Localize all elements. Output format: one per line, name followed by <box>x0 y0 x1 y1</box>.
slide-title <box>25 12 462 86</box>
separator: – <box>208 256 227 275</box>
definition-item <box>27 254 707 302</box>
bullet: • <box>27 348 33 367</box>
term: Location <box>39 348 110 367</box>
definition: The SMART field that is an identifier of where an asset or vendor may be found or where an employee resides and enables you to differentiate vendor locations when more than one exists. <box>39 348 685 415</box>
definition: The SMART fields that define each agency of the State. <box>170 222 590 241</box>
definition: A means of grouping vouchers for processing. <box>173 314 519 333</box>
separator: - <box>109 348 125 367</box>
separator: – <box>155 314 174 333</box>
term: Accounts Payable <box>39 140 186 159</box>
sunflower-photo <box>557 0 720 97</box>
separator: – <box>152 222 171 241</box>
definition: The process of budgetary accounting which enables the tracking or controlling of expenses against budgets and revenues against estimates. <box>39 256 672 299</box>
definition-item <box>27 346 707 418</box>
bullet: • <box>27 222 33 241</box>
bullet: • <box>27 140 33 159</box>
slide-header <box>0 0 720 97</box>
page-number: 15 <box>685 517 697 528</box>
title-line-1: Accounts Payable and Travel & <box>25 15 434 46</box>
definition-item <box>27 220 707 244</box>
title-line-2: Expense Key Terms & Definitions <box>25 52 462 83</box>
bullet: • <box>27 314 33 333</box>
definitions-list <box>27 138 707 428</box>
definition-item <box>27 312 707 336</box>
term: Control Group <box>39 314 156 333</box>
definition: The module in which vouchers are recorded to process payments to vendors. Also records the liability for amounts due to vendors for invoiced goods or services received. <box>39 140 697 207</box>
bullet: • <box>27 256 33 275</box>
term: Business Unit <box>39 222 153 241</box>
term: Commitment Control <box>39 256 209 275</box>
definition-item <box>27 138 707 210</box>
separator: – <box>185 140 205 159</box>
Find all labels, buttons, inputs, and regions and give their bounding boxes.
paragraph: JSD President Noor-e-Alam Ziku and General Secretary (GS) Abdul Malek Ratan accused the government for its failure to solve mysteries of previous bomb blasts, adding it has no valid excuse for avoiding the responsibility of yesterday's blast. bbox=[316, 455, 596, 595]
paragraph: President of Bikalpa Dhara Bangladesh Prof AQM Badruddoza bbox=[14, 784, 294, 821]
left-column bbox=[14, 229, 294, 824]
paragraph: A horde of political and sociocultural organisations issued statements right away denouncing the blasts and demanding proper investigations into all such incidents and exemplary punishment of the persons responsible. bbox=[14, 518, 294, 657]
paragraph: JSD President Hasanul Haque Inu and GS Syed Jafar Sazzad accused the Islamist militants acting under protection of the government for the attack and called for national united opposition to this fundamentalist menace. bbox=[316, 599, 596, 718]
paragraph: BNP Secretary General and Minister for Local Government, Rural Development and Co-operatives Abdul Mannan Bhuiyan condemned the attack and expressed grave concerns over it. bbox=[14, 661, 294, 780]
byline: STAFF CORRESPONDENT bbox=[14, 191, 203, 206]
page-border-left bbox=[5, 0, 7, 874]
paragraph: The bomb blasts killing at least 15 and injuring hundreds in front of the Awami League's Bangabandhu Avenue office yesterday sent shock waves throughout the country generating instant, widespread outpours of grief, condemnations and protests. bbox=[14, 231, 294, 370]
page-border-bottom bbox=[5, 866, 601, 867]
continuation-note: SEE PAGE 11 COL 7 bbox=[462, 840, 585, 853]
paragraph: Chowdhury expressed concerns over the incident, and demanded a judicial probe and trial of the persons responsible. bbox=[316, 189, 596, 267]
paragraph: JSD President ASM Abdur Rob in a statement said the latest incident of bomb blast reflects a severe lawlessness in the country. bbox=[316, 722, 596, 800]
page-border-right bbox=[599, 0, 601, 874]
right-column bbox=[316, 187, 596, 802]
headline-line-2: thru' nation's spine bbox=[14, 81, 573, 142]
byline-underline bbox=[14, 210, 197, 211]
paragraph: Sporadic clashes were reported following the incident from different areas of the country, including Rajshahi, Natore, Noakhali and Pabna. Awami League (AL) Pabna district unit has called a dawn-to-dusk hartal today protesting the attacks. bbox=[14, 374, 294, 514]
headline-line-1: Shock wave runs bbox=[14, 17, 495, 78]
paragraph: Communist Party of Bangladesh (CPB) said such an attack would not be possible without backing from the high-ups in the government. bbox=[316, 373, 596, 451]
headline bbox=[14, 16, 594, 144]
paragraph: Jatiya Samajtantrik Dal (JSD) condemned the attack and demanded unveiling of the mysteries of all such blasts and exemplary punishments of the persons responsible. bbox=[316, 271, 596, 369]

※ ※ ※

→ WHAT IS REQUIRED
Extract every line of the material that contains the string "byline". Case counts.

→ RESPONSE
byline: STAFF CORRESPONDENT bbox=[14, 191, 203, 206]
byline-underline bbox=[14, 210, 197, 211]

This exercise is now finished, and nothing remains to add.